┏━━

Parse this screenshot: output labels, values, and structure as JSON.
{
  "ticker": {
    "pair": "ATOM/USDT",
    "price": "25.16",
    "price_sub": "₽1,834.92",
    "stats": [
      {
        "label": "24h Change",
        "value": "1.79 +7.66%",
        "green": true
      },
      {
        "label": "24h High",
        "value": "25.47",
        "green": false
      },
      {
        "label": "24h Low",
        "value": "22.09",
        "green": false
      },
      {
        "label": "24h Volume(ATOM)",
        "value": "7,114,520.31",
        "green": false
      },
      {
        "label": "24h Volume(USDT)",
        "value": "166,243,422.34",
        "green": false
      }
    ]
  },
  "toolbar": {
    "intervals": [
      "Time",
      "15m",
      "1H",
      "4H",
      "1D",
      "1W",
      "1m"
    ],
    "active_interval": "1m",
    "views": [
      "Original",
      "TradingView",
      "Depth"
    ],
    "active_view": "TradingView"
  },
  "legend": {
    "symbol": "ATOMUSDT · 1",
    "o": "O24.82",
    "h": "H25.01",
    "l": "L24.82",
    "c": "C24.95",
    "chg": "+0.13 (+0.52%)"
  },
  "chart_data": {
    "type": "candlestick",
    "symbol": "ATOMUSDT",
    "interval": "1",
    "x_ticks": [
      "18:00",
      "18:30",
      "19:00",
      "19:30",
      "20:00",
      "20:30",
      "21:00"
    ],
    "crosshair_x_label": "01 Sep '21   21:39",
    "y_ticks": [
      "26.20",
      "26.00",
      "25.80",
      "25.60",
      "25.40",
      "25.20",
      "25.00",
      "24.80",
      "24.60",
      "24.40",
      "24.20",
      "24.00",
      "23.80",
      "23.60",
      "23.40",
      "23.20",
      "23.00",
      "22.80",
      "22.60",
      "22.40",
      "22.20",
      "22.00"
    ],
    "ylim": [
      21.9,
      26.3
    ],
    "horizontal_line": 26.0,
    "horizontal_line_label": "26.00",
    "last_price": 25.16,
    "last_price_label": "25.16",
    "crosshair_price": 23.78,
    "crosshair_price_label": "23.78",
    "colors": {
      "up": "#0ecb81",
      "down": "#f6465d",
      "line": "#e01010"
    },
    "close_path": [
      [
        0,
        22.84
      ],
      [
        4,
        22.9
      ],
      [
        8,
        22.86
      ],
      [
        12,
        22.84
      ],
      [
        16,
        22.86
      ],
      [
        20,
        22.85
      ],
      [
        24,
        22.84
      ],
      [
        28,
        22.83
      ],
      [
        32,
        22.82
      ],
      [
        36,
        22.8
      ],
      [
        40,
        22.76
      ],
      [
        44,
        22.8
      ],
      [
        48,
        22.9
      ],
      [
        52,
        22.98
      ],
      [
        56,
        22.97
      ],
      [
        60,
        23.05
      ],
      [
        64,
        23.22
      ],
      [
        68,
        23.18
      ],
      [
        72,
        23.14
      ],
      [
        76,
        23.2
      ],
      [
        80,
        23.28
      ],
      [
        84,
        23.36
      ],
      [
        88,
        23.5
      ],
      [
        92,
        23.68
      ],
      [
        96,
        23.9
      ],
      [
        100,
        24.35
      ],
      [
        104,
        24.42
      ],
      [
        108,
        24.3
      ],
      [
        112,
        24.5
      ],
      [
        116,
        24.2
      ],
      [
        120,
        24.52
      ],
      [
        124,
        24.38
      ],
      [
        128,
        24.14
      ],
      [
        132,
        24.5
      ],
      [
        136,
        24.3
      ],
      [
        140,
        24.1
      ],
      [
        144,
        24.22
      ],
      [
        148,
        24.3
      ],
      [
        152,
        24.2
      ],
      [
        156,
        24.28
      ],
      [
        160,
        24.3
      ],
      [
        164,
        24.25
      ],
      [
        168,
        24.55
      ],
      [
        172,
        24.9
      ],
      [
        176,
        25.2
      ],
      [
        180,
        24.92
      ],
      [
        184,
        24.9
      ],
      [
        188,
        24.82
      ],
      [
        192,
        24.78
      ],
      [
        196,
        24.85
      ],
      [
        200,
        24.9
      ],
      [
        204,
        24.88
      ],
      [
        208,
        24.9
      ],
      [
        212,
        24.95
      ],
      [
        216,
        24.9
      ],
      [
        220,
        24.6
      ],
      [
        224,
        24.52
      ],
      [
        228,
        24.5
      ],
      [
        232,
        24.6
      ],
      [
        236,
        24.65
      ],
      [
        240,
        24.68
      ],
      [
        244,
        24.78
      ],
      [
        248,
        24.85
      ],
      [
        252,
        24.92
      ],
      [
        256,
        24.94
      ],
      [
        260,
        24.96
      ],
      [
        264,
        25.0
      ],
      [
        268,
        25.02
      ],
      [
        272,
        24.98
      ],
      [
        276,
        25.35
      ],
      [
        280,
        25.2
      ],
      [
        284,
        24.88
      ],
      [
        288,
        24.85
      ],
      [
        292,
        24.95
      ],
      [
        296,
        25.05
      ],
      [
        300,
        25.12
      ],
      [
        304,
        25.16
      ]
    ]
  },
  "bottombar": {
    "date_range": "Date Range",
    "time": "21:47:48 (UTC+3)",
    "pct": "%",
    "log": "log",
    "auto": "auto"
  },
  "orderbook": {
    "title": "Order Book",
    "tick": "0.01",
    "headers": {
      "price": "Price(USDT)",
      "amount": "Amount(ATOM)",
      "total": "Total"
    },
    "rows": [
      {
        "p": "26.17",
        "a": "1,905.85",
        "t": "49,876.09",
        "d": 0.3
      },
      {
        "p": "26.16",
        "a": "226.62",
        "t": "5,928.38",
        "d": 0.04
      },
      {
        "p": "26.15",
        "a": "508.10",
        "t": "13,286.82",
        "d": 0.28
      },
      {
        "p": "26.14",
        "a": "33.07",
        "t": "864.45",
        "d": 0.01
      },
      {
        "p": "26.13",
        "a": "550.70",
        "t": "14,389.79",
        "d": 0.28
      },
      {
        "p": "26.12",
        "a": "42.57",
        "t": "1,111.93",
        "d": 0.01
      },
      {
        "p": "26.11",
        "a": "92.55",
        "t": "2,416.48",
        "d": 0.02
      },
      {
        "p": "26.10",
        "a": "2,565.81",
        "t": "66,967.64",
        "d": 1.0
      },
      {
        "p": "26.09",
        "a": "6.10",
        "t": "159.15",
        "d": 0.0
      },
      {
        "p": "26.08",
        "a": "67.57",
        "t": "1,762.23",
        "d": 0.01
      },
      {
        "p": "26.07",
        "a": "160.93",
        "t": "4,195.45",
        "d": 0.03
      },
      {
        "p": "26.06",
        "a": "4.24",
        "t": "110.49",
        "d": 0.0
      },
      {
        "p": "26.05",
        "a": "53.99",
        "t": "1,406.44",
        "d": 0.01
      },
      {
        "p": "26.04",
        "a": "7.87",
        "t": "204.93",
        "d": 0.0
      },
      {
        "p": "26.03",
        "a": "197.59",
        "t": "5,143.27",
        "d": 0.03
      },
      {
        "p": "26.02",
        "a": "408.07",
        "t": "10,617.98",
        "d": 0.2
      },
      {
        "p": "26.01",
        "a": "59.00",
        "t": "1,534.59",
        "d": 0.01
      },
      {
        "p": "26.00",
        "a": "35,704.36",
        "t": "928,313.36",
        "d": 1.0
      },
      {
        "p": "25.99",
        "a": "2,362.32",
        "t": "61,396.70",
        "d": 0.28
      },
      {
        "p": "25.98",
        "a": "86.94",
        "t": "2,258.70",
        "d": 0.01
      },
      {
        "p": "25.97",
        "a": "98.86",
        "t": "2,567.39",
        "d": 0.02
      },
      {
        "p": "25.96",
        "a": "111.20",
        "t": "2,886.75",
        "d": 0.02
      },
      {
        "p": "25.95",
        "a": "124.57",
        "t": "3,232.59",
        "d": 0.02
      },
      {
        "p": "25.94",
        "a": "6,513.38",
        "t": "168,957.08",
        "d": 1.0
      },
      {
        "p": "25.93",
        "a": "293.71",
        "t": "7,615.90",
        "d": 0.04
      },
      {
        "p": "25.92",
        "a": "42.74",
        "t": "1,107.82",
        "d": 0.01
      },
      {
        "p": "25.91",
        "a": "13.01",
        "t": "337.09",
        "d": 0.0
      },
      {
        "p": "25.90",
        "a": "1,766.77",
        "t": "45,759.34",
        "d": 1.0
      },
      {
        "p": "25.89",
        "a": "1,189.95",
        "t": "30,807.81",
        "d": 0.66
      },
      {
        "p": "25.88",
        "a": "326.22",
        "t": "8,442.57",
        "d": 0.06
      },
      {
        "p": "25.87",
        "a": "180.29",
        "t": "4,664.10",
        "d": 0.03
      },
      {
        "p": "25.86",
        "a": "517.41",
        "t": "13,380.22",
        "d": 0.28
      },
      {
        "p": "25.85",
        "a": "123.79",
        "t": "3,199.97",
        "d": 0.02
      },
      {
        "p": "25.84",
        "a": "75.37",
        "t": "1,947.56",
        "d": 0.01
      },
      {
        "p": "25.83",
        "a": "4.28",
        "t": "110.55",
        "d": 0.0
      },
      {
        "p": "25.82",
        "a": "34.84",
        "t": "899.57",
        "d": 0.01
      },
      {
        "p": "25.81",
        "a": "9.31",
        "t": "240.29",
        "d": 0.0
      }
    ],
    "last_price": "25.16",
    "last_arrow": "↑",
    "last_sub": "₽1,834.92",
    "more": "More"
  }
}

┗━━

- [What you will do]: Pull out all lines in the data above that include "Volume".

- [Full output]:
        "label": "24h Volume(ATOM)",
        "label": "24h Volume(USDT)",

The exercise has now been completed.